[What the task asks]:
Restate every entry word for word.
* Begin Material to process *
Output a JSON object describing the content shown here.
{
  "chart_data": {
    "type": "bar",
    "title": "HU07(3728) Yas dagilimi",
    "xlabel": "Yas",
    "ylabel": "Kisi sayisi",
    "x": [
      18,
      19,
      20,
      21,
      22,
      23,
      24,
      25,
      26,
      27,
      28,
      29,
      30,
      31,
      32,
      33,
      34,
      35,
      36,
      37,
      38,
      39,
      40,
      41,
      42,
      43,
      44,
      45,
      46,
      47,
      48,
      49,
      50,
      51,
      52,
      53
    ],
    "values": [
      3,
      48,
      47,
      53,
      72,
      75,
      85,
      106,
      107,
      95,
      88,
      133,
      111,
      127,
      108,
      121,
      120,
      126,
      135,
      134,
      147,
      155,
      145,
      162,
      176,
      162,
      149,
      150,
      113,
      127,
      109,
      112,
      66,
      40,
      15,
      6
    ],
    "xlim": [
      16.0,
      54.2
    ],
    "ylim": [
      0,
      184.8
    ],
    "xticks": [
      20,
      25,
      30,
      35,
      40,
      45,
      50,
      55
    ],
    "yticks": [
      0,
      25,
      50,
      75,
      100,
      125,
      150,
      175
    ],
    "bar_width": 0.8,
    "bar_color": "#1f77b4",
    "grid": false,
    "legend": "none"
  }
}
* End Material to process *
[Output for this exercise]:
Output a JSON object describing the content shown here.
{
  "chart_data": {
    "type": "bar",
    "title": "HU07(3728) Yas dagilimi",
    "xlabel": "Yas",
    "ylabel": "Kisi sayisi",
    "x": [
      18,
      19,
      20,
      21,
      22,
      23,
      24,
      25,
      26,
      27,
      28,
      29,
      30,
      31,
      32,
      33,
      34,
      35,
      36,
      37,
      38,
      39,
      40,
      41,
      42,
      43,
      44,
      45,
      46,
      47,
      48,
      49,
      50,
      51,
      52,
      53
    ],
    "values": [
      3,
      48,
      47,
      53,
      72,
      75,
      85,
      106,
      107,
      95,
      88,
      133,
      111,
      127,
      108,
      121,
      120,
      126,
      135,
      134,
      147,
      155,
      145,
      162,
      176,
      162,
      149,
      150,
      113,
      127,
      109,
      112,
      66,
      40,
      15,
      6
    ],
    "xlim": [
      16.0,
      54.2
    ],
    "ylim": [
      0,
      184.8
    ],
    "xticks": [
      20,
      25,
      30,
      35,
      40,
      45,
      50,
      55
    ],
    "yticks": [
      0,
      25,
      50,
      75,
      100,
      125,
      150,
      175
    ],
    "bar_width": 0.8,
    "bar_color": "#1f77b4",
    "grid": false,
    "legend": "none"
  }
}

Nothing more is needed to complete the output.